→ DATASET
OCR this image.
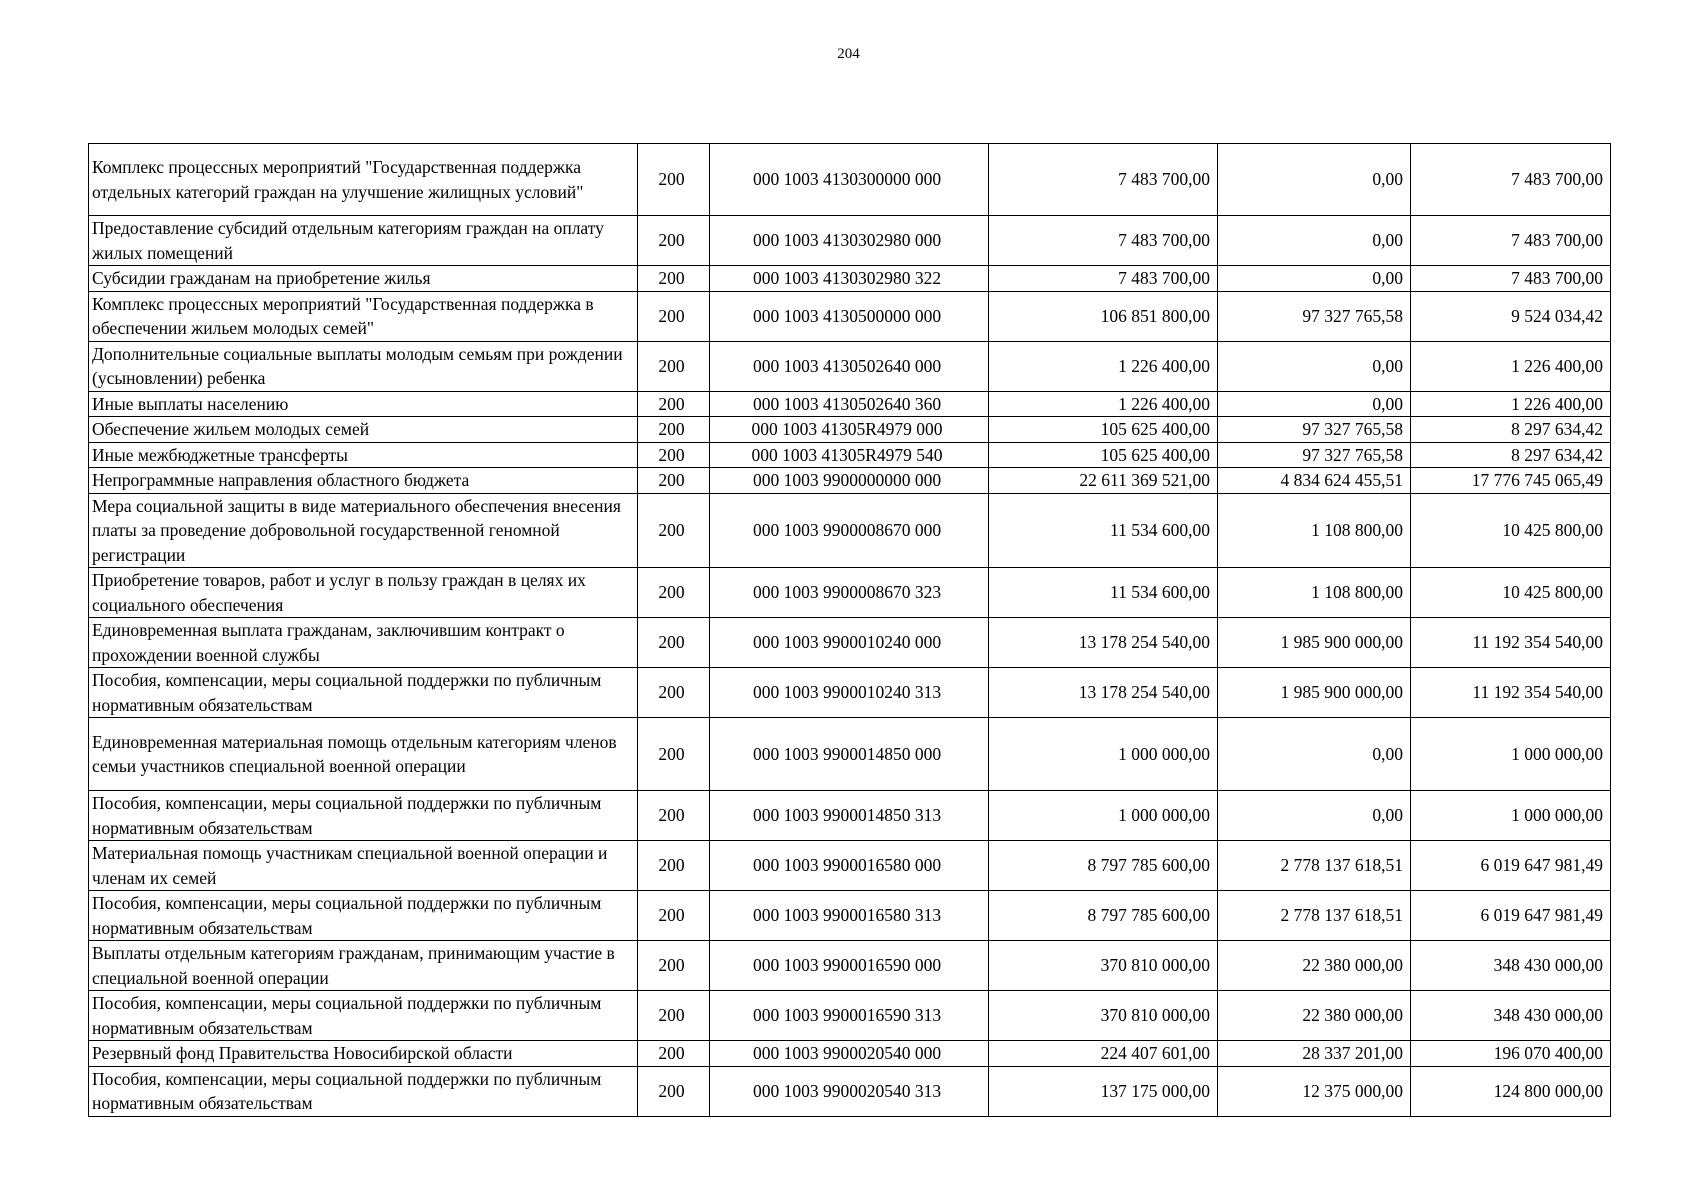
204
Комплекс процессных мероприятий "Государственная поддержка отдельных категорий граждан на улучшение жилищных условий"	200	000 1003 4130300000 000	7 483 700,00	0,00	7 483 700,00
Предоставление субсидий отдельным категориям граждан на оплату жилых помещений	200	000 1003 4130302980 000	7 483 700,00	0,00	7 483 700,00
Субсидии гражданам на приобретение жилья	200	000 1003 4130302980 322	7 483 700,00	0,00	7 483 700,00
Комплекс процессных мероприятий "Государственная поддержка в обеспечении жильем молодых семей"	200	000 1003 4130500000 000	106 851 800,00	97 327 765,58	9 524 034,42
Дополнительные социальные выплаты молодым семьям при рождении (усыновлении) ребенка	200	000 1003 4130502640 000	1 226 400,00	0,00	1 226 400,00
Иные выплаты населению	200	000 1003 4130502640 360	1 226 400,00	0,00	1 226 400,00
Обеспечение жильем молодых семей	200	000 1003 41305R4979 000	105 625 400,00	97 327 765,58	8 297 634,42
Иные межбюджетные трансферты	200	000 1003 41305R4979 540	105 625 400,00	97 327 765,58	8 297 634,42
Непрограммные направления областного бюджета	200	000 1003 9900000000 000	22 611 369 521,00	4 834 624 455,51	17 776 745 065,49
Мера социальной защиты в виде материального обеспечения внесения платы за проведение добровольной государственной геномной регистрации	200	000 1003 9900008670 000	11 534 600,00	1 108 800,00	10 425 800,00
Приобретение товаров, работ и услуг в пользу граждан в целях их социального обеспечения	200	000 1003 9900008670 323	11 534 600,00	1 108 800,00	10 425 800,00
Единовременная выплата гражданам, заключившим контракт о прохождении военной службы	200	000 1003 9900010240 000	13 178 254 540,00	1 985 900 000,00	11 192 354 540,00
Пособия, компенсации, меры социальной поддержки по публичным нормативным обязательствам	200	000 1003 9900010240 313	13 178 254 540,00	1 985 900 000,00	11 192 354 540,00
Единовременная материальная помощь отдельным категориям членов семьи участников специальной военной операции	200	000 1003 9900014850 000	1 000 000,00	0,00	1 000 000,00
Пособия, компенсации, меры социальной поддержки по публичным нормативным обязательствам	200	000 1003 9900014850 313	1 000 000,00	0,00	1 000 000,00
Материальная помощь участникам специальной военной операции и членам их семей	200	000 1003 9900016580 000	8 797 785 600,00	2 778 137 618,51	6 019 647 981,49
Пособия, компенсации, меры социальной поддержки по публичным нормативным обязательствам	200	000 1003 9900016580 313	8 797 785 600,00	2 778 137 618,51	6 019 647 981,49
Выплаты отдельным категориям гражданам, принимающим участие в специальной военной операции	200	000 1003 9900016590 000	370 810 000,00	22 380 000,00	348 430 000,00
Пособия, компенсации, меры социальной поддержки по публичным нормативным обязательствам	200	000 1003 9900016590 313	370 810 000,00	22 380 000,00	348 430 000,00
Резервный фонд Правительства Новосибирской области	200	000 1003 9900020540 000	224 407 601,00	28 337 201,00	196 070 400,00
Пособия, компенсации, меры социальной поддержки по публичным нормативным обязательствам	200	000 1003 9900020540 313	137 175 000,00	12 375 000,00	124 800 000,00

→ REQUIRED WORK
Find every line in the records above that contains the word "процессных", and copy each one.

→ TASK SOLUTION
Комплекс процессных мероприятий "Государственная поддержка отдельных категорий граждан на улучшение жилищных условий"	200	000 1003 4130300000 000	7 483 700,00	0,00	7 483 700,00
Комплекс процессных мероприятий "Государственная поддержка в обеспечении жильем молодых семей"	200	000 1003 4130500000 000	106 851 800,00	97 327 765,58	9 524 034,42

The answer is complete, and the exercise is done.